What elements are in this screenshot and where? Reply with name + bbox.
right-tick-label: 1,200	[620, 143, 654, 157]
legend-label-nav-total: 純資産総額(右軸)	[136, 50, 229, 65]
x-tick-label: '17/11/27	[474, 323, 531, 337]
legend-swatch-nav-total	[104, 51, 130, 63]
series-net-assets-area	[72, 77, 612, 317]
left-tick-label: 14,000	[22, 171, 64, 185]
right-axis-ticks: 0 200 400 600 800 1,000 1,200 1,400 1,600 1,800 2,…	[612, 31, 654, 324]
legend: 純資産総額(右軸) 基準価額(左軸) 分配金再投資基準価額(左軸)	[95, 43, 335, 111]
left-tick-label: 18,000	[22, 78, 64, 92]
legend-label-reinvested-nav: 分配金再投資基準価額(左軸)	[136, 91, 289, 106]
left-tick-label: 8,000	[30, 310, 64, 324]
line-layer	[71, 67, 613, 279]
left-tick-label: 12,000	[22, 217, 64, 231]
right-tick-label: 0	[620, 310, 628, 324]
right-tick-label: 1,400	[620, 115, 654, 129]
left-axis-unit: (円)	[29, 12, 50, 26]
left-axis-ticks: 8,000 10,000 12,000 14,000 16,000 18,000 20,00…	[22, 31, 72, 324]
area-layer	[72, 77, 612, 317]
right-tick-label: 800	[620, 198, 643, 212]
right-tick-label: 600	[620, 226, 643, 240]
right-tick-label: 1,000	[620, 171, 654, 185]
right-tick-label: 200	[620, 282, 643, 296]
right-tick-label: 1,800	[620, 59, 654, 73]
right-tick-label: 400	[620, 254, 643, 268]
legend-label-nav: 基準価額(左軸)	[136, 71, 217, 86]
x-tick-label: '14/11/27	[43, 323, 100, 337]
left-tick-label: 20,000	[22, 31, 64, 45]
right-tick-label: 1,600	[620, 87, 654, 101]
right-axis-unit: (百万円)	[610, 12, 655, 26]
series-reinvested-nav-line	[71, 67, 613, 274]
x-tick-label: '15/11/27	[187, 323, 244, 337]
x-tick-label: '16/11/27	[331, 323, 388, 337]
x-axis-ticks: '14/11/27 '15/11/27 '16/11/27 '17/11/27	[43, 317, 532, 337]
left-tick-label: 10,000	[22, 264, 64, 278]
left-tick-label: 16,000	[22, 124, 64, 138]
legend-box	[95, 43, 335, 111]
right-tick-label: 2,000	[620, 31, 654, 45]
━━━━
TASK OBJECTIVE
Reproduce every line of the item above verbatim, from the first line to the last.

EXERCISE ANSWER
What elements are in this screenshot and where? Reply with name + bbox.
right-tick-label: 1,200	[620, 143, 654, 157]
legend-label-nav-total: 純資産総額(右軸)	[136, 50, 229, 65]
x-tick-label: '17/11/27	[474, 323, 531, 337]
legend-swatch-nav-total	[104, 51, 130, 63]
series-net-assets-area	[72, 77, 612, 317]
left-tick-label: 14,000	[22, 171, 64, 185]
right-axis-ticks: 0 200 400 600 800 1,000 1,200 1,400 1,600 1,800 2,…	[612, 31, 654, 324]
legend: 純資産総額(右軸) 基準価額(左軸) 分配金再投資基準価額(左軸)	[95, 43, 335, 111]
left-tick-label: 18,000	[22, 78, 64, 92]
legend-label-reinvested-nav: 分配金再投資基準価額(左軸)	[136, 91, 289, 106]
left-tick-label: 8,000	[30, 310, 64, 324]
line-layer	[71, 67, 613, 279]
left-tick-label: 12,000	[22, 217, 64, 231]
right-tick-label: 0	[620, 310, 628, 324]
right-tick-label: 1,400	[620, 115, 654, 129]
left-axis-unit: (円)	[29, 12, 50, 26]
left-axis-ticks: 8,000 10,000 12,000 14,000 16,000 18,000 20,00…	[22, 31, 72, 324]
area-layer	[72, 77, 612, 317]
right-tick-label: 800	[620, 198, 643, 212]
right-tick-label: 600	[620, 226, 643, 240]
right-tick-label: 1,000	[620, 171, 654, 185]
right-tick-label: 200	[620, 282, 643, 296]
right-tick-label: 1,800	[620, 59, 654, 73]
right-tick-label: 400	[620, 254, 643, 268]
legend-label-nav: 基準価額(左軸)	[136, 71, 217, 86]
x-tick-label: '14/11/27	[43, 323, 100, 337]
left-tick-label: 20,000	[22, 31, 64, 45]
right-tick-label: 1,600	[620, 87, 654, 101]
right-axis-unit: (百万円)	[610, 12, 655, 26]
series-reinvested-nav-line	[71, 67, 613, 274]
x-tick-label: '15/11/27	[187, 323, 244, 337]
x-tick-label: '16/11/27	[331, 323, 388, 337]
x-axis-ticks: '14/11/27 '15/11/27 '16/11/27 '17/11/27	[43, 317, 532, 337]
left-tick-label: 10,000	[22, 264, 64, 278]
left-tick-label: 16,000	[22, 124, 64, 138]
legend-box	[95, 43, 335, 111]
right-tick-label: 2,000	[620, 31, 654, 45]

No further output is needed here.